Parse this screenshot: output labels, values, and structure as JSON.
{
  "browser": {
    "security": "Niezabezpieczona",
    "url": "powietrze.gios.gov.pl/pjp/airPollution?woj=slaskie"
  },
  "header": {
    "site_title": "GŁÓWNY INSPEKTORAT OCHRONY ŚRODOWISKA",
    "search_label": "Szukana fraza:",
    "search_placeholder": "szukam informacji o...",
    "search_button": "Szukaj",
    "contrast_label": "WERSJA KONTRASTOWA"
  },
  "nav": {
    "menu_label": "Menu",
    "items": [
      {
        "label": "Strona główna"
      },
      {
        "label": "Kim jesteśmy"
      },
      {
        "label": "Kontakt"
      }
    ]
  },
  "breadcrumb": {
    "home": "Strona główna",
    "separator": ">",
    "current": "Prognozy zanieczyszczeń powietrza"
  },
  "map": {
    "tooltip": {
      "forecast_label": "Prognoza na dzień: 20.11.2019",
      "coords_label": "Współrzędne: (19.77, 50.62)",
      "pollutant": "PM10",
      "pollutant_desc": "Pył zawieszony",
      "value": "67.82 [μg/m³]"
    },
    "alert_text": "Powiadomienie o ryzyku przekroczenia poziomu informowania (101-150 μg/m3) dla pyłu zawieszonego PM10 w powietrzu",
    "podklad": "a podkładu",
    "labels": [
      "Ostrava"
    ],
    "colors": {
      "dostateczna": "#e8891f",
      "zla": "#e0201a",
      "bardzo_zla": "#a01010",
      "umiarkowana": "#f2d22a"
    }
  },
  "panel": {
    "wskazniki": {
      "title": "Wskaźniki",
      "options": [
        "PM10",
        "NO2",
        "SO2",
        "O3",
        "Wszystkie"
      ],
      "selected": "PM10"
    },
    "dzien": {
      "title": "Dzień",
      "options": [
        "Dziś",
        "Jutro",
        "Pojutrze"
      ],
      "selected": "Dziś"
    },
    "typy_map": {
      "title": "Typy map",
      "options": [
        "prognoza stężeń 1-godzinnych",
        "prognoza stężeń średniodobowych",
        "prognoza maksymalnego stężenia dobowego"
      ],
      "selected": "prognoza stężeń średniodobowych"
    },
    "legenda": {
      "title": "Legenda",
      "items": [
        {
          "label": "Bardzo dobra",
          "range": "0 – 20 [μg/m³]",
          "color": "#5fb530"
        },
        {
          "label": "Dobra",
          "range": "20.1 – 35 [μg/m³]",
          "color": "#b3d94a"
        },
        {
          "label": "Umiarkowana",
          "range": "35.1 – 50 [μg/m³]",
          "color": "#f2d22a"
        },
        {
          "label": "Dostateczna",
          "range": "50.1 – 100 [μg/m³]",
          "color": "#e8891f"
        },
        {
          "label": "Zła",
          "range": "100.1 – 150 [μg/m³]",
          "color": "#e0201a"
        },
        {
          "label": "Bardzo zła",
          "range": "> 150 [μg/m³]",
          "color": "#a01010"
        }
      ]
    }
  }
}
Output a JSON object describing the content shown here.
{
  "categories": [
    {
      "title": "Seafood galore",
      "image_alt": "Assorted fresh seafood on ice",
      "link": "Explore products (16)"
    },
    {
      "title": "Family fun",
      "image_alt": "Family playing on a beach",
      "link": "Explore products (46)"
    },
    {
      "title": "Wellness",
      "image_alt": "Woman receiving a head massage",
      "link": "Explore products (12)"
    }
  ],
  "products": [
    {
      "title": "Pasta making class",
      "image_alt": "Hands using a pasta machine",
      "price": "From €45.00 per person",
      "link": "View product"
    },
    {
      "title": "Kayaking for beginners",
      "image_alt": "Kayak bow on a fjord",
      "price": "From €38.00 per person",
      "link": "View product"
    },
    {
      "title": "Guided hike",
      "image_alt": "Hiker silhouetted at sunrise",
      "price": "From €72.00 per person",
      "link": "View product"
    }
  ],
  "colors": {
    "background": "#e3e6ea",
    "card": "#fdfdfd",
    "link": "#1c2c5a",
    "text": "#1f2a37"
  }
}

» What to do: Emit the records above again, exactly, with no line skipped.

» Correct answer:
Parse this screenshot: output labels, values, and structure as JSON.
{
  "browser": {
    "security": "Niezabezpieczona",
    "url": "powietrze.gios.gov.pl/pjp/airPollution?woj=slaskie"
  },
  "header": {
    "site_title": "GŁÓWNY INSPEKTORAT OCHRONY ŚRODOWISKA",
    "search_label": "Szukana fraza:",
    "search_placeholder": "szukam informacji o...",
    "search_button": "Szukaj",
    "contrast_label": "WERSJA KONTRASTOWA"
  },
  "nav": {
    "menu_label": "Menu",
    "items": [
      {
        "label": "Strona główna"
      },
      {
        "label": "Kim jesteśmy"
      },
      {
        "label": "Kontakt"
      }
    ]
  },
  "breadcrumb": {
    "home": "Strona główna",
    "separator": ">",
    "current": "Prognozy zanieczyszczeń powietrza"
  },
  "map": {
    "tooltip": {
      "forecast_label": "Prognoza na dzień: 20.11.2019",
      "coords_label": "Współrzędne: (19.77, 50.62)",
      "pollutant": "PM10",
      "pollutant_desc": "Pył zawieszony",
      "value": "67.82 [μg/m³]"
    },
    "alert_text": "Powiadomienie o ryzyku przekroczenia poziomu informowania (101-150 μg/m3) dla pyłu zawieszonego PM10 w powietrzu",
    "podklad": "a podkładu",
    "labels": [
      "Ostrava"
    ],
    "colors": {
      "dostateczna": "#e8891f",
      "zla": "#e0201a",
      "bardzo_zla": "#a01010",
      "umiarkowana": "#f2d22a"
    }
  },
  "panel": {
    "wskazniki": {
      "title": "Wskaźniki",
      "options": [
        "PM10",
        "NO2",
        "SO2",
        "O3",
        "Wszystkie"
      ],
      "selected": "PM10"
    },
    "dzien": {
      "title": "Dzień",
      "options": [
        "Dziś",
        "Jutro",
        "Pojutrze"
      ],
      "selected": "Dziś"
    },
    "typy_map": {
      "title": "Typy map",
      "options": [
        "prognoza stężeń 1-godzinnych",
        "prognoza stężeń średniodobowych",
        "prognoza maksymalnego stężenia dobowego"
      ],
      "selected": "prognoza stężeń średniodobowych"
    },
    "legenda": {
      "title": "Legenda",
      "items": [
        {
          "label": "Bardzo dobra",
          "range": "0 – 20 [μg/m³]",
          "color": "#5fb530"
        },
        {
          "label": "Dobra",
          "range": "20.1 – 35 [μg/m³]",
          "color": "#b3d94a"
        },
        {
          "label": "Umiarkowana",
          "range": "35.1 – 50 [μg/m³]",
          "color": "#f2d22a"
        },
        {
          "label": "Dostateczna",
          "range": "50.1 – 100 [μg/m³]",
          "color": "#e8891f"
        },
        {
          "label": "Zła",
          "range": "100.1 – 150 [μg/m³]",
          "color": "#e0201a"
        },
        {
          "label": "Bardzo zła",
          "range": "> 150 [μg/m³]",
          "color": "#a01010"
        }
      ]
    }
  }
}
Output a JSON object describing the content shown here.
{
  "categories": [
    {
      "title": "Seafood galore",
      "image_alt": "Assorted fresh seafood on ice",
      "link": "Explore products (16)"
    },
    {
      "title": "Family fun",
      "image_alt": "Family playing on a beach",
      "link": "Explore products (46)"
    },
    {
      "title": "Wellness",
      "image_alt": "Woman receiving a head massage",
      "link": "Explore products (12)"
    }
  ],
  "products": [
    {
      "title": "Pasta making class",
      "image_alt": "Hands using a pasta machine",
      "price": "From €45.00 per person",
      "link": "View product"
    },
    {
      "title": "Kayaking for beginners",
      "image_alt": "Kayak bow on a fjord",
      "price": "From €38.00 per person",
      "link": "View product"
    },
    {
      "title": "Guided hike",
      "image_alt": "Hiker silhouetted at sunrise",
      "price": "From €72.00 per person",
      "link": "View product"
    }
  ],
  "colors": {
    "background": "#e3e6ea",
    "card": "#fdfdfd",
    "link": "#1c2c5a",
    "text": "#1f2a37"
  }
}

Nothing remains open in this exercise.